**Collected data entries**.
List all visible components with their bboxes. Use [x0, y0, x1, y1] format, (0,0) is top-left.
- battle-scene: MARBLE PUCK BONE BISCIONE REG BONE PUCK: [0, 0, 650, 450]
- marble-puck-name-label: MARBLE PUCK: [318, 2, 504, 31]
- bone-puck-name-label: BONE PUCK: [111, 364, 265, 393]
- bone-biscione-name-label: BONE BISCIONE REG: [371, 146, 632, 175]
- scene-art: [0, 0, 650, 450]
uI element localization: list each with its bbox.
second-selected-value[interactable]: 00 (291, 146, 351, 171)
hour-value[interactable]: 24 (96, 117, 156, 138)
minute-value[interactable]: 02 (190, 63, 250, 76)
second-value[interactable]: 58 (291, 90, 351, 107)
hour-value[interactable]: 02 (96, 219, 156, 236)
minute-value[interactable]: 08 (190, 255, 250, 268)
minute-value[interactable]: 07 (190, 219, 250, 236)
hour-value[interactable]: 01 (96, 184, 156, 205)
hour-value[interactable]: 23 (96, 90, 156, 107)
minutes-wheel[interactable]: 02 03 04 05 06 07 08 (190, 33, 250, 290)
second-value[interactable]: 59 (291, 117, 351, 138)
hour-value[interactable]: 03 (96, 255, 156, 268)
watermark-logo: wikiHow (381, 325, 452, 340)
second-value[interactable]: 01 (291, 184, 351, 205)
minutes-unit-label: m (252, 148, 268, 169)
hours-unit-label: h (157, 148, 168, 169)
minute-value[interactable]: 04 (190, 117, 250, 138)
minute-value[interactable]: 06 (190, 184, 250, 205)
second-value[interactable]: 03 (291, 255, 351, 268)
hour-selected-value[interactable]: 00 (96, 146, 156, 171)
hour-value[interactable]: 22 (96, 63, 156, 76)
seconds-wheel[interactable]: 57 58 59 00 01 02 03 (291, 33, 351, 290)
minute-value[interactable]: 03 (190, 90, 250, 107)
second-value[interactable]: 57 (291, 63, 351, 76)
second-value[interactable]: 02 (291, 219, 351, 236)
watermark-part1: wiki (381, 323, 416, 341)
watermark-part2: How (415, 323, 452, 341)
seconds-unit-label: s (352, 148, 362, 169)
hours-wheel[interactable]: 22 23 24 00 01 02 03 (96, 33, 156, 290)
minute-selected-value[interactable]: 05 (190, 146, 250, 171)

**Exercise brief**.
Please put every line from all the rows above into a numbered list, leaving out any blank lines.

**Task output**.
1. List all visible components with their bboxes. Use [x0, y0, x1, y1] format, (0,0) is top-left.
2. - battle-scene: MARBLE PUCK BONE BISCIONE REG BONE PUCK: [0, 0, 650, 450]
3. - marble-puck-name-label: MARBLE PUCK: [318, 2, 504, 31]
4. - bone-puck-name-label: BONE PUCK: [111, 364, 265, 393]
5. - bone-biscione-name-label: BONE BISCIONE REG: [371, 146, 632, 175]
6. - scene-art: [0, 0, 650, 450]
7. uI element localization: list each with its bbox.
8. second-selected-value[interactable]: 00 (291, 146, 351, 171)
9. hour-value[interactable]: 24 (96, 117, 156, 138)
10. minute-value[interactable]: 02 (190, 63, 250, 76)
11. second-value[interactable]: 58 (291, 90, 351, 107)
12. hour-value[interactable]: 02 (96, 219, 156, 236)
13. minute-value[interactable]: 08 (190, 255, 250, 268)
14. minute-value[interactable]: 07 (190, 219, 250, 236)
15. hour-value[interactable]: 01 (96, 184, 156, 205)
16. hour-value[interactable]: 23 (96, 90, 156, 107)
17. minutes-wheel[interactable]: 02 03 04 05 06 07 08 (190, 33, 250, 290)
18. second-value[interactable]: 59 (291, 117, 351, 138)
19. hour-value[interactable]: 03 (96, 255, 156, 268)
20. watermark-logo: wikiHow (381, 325, 452, 340)
21. second-value[interactable]: 01 (291, 184, 351, 205)
22. minutes-unit-label: m (252, 148, 268, 169)
23. hours-unit-label: h (157, 148, 168, 169)
24. minute-value[interactable]: 04 (190, 117, 250, 138)
25. minute-value[interactable]: 06 (190, 184, 250, 205)
26. second-value[interactable]: 03 (291, 255, 351, 268)
27. hour-selected-value[interactable]: 00 (96, 146, 156, 171)
28. hour-value[interactable]: 22 (96, 63, 156, 76)
29. seconds-wheel[interactable]: 57 58 59 00 01 02 03 (291, 33, 351, 290)
30. minute-value[interactable]: 03 (190, 90, 250, 107)
31. second-value[interactable]: 57 (291, 63, 351, 76)
32. second-value[interactable]: 02 (291, 219, 351, 236)
33. watermark-part1: wiki (381, 323, 416, 341)
34. watermark-part2: How (415, 323, 452, 341)
35. seconds-unit-label: s (352, 148, 362, 169)
36. hours-wheel[interactable]: 22 23 24 00 01 02 03 (96, 33, 156, 290)
37. minute-selected-value[interactable]: 05 (190, 146, 250, 171)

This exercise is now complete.